• [Saved entries]:
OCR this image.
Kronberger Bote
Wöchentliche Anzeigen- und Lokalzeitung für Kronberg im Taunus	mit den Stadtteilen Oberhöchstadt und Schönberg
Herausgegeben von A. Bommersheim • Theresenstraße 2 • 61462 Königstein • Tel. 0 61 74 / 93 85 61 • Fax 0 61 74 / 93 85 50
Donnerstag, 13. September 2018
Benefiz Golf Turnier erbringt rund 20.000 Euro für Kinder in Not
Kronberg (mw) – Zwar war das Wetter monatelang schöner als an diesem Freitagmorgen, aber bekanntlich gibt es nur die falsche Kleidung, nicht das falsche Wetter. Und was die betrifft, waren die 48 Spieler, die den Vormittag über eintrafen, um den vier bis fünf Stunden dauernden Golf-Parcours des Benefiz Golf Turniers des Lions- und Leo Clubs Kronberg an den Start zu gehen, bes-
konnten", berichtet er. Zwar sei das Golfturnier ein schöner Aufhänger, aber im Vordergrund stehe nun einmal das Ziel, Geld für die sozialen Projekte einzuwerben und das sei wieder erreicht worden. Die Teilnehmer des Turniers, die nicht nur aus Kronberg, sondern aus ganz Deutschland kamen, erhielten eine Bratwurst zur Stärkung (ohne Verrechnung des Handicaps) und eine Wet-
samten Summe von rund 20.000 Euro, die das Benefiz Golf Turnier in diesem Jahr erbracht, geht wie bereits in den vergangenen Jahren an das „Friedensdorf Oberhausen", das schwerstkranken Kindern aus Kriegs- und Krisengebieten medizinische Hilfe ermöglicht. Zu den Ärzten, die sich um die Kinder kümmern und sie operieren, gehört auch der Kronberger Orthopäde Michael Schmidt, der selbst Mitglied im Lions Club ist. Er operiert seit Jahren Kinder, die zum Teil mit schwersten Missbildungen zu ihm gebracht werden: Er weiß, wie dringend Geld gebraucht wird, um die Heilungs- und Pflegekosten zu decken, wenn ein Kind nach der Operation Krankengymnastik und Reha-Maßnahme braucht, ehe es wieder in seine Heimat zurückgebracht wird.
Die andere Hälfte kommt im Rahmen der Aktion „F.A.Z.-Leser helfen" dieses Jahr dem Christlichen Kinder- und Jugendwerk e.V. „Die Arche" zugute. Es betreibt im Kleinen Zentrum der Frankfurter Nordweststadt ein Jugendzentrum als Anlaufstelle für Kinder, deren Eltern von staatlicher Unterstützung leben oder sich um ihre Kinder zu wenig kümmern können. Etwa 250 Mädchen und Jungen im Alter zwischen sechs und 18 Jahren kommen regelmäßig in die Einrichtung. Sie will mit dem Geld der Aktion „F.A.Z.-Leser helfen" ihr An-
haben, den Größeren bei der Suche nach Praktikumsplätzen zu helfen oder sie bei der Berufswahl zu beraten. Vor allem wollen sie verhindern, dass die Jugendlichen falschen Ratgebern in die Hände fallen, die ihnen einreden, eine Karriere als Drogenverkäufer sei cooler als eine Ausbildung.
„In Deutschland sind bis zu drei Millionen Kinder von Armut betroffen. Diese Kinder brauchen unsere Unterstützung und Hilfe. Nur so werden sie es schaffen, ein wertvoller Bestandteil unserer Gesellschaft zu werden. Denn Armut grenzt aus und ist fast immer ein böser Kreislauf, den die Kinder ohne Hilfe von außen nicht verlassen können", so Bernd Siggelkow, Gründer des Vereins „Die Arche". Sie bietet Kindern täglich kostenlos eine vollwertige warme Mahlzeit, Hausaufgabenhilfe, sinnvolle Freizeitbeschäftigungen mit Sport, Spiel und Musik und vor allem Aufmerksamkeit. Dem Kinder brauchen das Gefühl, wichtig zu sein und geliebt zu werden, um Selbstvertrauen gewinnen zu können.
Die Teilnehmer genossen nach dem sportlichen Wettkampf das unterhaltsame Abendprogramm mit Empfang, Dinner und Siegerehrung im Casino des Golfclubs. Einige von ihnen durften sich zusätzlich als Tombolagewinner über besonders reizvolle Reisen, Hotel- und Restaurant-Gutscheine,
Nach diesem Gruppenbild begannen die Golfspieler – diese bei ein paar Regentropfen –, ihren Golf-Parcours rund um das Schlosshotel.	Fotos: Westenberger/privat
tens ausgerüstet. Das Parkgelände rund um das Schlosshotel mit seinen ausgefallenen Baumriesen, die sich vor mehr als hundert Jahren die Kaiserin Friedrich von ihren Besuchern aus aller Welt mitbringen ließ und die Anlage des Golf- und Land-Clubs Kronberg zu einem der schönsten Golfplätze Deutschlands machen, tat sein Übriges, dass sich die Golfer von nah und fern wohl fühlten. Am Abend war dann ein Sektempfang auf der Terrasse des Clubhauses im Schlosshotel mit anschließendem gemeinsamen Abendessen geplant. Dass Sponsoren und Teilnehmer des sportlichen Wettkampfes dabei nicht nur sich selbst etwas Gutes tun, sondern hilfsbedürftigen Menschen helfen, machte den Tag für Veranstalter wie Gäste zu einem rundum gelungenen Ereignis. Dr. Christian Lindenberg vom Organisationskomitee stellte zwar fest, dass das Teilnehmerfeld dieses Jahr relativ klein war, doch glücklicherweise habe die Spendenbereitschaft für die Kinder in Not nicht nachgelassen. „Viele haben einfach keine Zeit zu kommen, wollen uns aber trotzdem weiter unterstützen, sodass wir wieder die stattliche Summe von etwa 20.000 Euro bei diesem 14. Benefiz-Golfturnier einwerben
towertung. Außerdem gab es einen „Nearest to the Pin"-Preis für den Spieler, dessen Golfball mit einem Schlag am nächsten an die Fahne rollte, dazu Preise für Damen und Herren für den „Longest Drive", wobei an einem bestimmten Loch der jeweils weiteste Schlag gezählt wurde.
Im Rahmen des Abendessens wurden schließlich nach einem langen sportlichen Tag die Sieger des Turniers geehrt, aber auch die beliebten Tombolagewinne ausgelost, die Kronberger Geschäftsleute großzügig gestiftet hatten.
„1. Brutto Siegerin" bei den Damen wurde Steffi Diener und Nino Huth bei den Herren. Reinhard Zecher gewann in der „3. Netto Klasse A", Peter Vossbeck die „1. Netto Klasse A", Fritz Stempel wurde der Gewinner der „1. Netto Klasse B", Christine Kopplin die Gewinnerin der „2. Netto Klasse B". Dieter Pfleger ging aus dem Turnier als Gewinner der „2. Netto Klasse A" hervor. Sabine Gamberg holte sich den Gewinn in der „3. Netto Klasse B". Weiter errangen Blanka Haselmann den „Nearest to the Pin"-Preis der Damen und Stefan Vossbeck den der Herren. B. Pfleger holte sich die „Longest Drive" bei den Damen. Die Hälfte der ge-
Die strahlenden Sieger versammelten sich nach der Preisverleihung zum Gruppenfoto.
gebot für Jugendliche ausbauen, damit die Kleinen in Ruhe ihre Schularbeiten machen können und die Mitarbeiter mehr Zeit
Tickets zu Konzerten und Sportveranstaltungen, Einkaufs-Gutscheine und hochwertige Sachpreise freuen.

• [THE PROBLEM]: Please output the complete data exactly.

• [SOLUTION FOR THIS EXERCISE]:
OCR this image.
Kronberger Bote
Wöchentliche Anzeigen- und Lokalzeitung für Kronberg im Taunus	mit den Stadtteilen Oberhöchstadt und Schönberg
Herausgegeben von A. Bommersheim • Theresenstraße 2 • 61462 Königstein • Tel. 0 61 74 / 93 85 61 • Fax 0 61 74 / 93 85 50
Donnerstag, 13. September 2018
Benefiz Golf Turnier erbringt rund 20.000 Euro für Kinder in Not
Kronberg (mw) – Zwar war das Wetter monatelang schöner als an diesem Freitagmorgen, aber bekanntlich gibt es nur die falsche Kleidung, nicht das falsche Wetter. Und was die betrifft, waren die 48 Spieler, die den Vormittag über eintrafen, um den vier bis fünf Stunden dauernden Golf-Parcours des Benefiz Golf Turniers des Lions- und Leo Clubs Kronberg an den Start zu gehen, bes-
konnten", berichtet er. Zwar sei das Golfturnier ein schöner Aufhänger, aber im Vordergrund stehe nun einmal das Ziel, Geld für die sozialen Projekte einzuwerben und das sei wieder erreicht worden. Die Teilnehmer des Turniers, die nicht nur aus Kronberg, sondern aus ganz Deutschland kamen, erhielten eine Bratwurst zur Stärkung (ohne Verrechnung des Handicaps) und eine Wet-
samten Summe von rund 20.000 Euro, die das Benefiz Golf Turnier in diesem Jahr erbracht, geht wie bereits in den vergangenen Jahren an das „Friedensdorf Oberhausen", das schwerstkranken Kindern aus Kriegs- und Krisengebieten medizinische Hilfe ermöglicht. Zu den Ärzten, die sich um die Kinder kümmern und sie operieren, gehört auch der Kronberger Orthopäde Michael Schmidt, der selbst Mitglied im Lions Club ist. Er operiert seit Jahren Kinder, die zum Teil mit schwersten Missbildungen zu ihm gebracht werden: Er weiß, wie dringend Geld gebraucht wird, um die Heilungs- und Pflegekosten zu decken, wenn ein Kind nach der Operation Krankengymnastik und Reha-Maßnahme braucht, ehe es wieder in seine Heimat zurückgebracht wird.
Die andere Hälfte kommt im Rahmen der Aktion „F.A.Z.-Leser helfen" dieses Jahr dem Christlichen Kinder- und Jugendwerk e.V. „Die Arche" zugute. Es betreibt im Kleinen Zentrum der Frankfurter Nordweststadt ein Jugendzentrum als Anlaufstelle für Kinder, deren Eltern von staatlicher Unterstützung leben oder sich um ihre Kinder zu wenig kümmern können. Etwa 250 Mädchen und Jungen im Alter zwischen sechs und 18 Jahren kommen regelmäßig in die Einrichtung. Sie will mit dem Geld der Aktion „F.A.Z.-Leser helfen" ihr An-
haben, den Größeren bei der Suche nach Praktikumsplätzen zu helfen oder sie bei der Berufswahl zu beraten. Vor allem wollen sie verhindern, dass die Jugendlichen falschen Ratgebern in die Hände fallen, die ihnen einreden, eine Karriere als Drogenverkäufer sei cooler als eine Ausbildung.
„In Deutschland sind bis zu drei Millionen Kinder von Armut betroffen. Diese Kinder brauchen unsere Unterstützung und Hilfe. Nur so werden sie es schaffen, ein wertvoller Bestandteil unserer Gesellschaft zu werden. Denn Armut grenzt aus und ist fast immer ein böser Kreislauf, den die Kinder ohne Hilfe von außen nicht verlassen können", so Bernd Siggelkow, Gründer des Vereins „Die Arche". Sie bietet Kindern täglich kostenlos eine vollwertige warme Mahlzeit, Hausaufgabenhilfe, sinnvolle Freizeitbeschäftigungen mit Sport, Spiel und Musik und vor allem Aufmerksamkeit. Dem Kinder brauchen das Gefühl, wichtig zu sein und geliebt zu werden, um Selbstvertrauen gewinnen zu können.
Die Teilnehmer genossen nach dem sportlichen Wettkampf das unterhaltsame Abendprogramm mit Empfang, Dinner und Siegerehrung im Casino des Golfclubs. Einige von ihnen durften sich zusätzlich als Tombolagewinner über besonders reizvolle Reisen, Hotel- und Restaurant-Gutscheine,
Nach diesem Gruppenbild begannen die Golfspieler – diese bei ein paar Regentropfen –, ihren Golf-Parcours rund um das Schlosshotel.	Fotos: Westenberger/privat
tens ausgerüstet. Das Parkgelände rund um das Schlosshotel mit seinen ausgefallenen Baumriesen, die sich vor mehr als hundert Jahren die Kaiserin Friedrich von ihren Besuchern aus aller Welt mitbringen ließ und die Anlage des Golf- und Land-Clubs Kronberg zu einem der schönsten Golfplätze Deutschlands machen, tat sein Übriges, dass sich die Golfer von nah und fern wohl fühlten. Am Abend war dann ein Sektempfang auf der Terrasse des Clubhauses im Schlosshotel mit anschließendem gemeinsamen Abendessen geplant. Dass Sponsoren und Teilnehmer des sportlichen Wettkampfes dabei nicht nur sich selbst etwas Gutes tun, sondern hilfsbedürftigen Menschen helfen, machte den Tag für Veranstalter wie Gäste zu einem rundum gelungenen Ereignis. Dr. Christian Lindenberg vom Organisationskomitee stellte zwar fest, dass das Teilnehmerfeld dieses Jahr relativ klein war, doch glücklicherweise habe die Spendenbereitschaft für die Kinder in Not nicht nachgelassen. „Viele haben einfach keine Zeit zu kommen, wollen uns aber trotzdem weiter unterstützen, sodass wir wieder die stattliche Summe von etwa 20.000 Euro bei diesem 14. Benefiz-Golfturnier einwerben
towertung. Außerdem gab es einen „Nearest to the Pin"-Preis für den Spieler, dessen Golfball mit einem Schlag am nächsten an die Fahne rollte, dazu Preise für Damen und Herren für den „Longest Drive", wobei an einem bestimmten Loch der jeweils weiteste Schlag gezählt wurde.
Im Rahmen des Abendessens wurden schließlich nach einem langen sportlichen Tag die Sieger des Turniers geehrt, aber auch die beliebten Tombolagewinne ausgelost, die Kronberger Geschäftsleute großzügig gestiftet hatten.
„1. Brutto Siegerin" bei den Damen wurde Steffi Diener und Nino Huth bei den Herren. Reinhard Zecher gewann in der „3. Netto Klasse A", Peter Vossbeck die „1. Netto Klasse A", Fritz Stempel wurde der Gewinner der „1. Netto Klasse B", Christine Kopplin die Gewinnerin der „2. Netto Klasse B". Dieter Pfleger ging aus dem Turnier als Gewinner der „2. Netto Klasse A" hervor. Sabine Gamberg holte sich den Gewinn in der „3. Netto Klasse B". Weiter errangen Blanka Haselmann den „Nearest to the Pin"-Preis der Damen und Stefan Vossbeck den der Herren. B. Pfleger holte sich die „Longest Drive" bei den Damen. Die Hälfte der ge-
Die strahlenden Sieger versammelten sich nach der Preisverleihung zum Gruppenfoto.
gebot für Jugendliche ausbauen, damit die Kleinen in Ruhe ihre Schularbeiten machen können und die Mitarbeiter mehr Zeit
Tickets zu Konzerten und Sportveranstaltungen, Einkaufs-Gutscheine und hochwertige Sachpreise freuen.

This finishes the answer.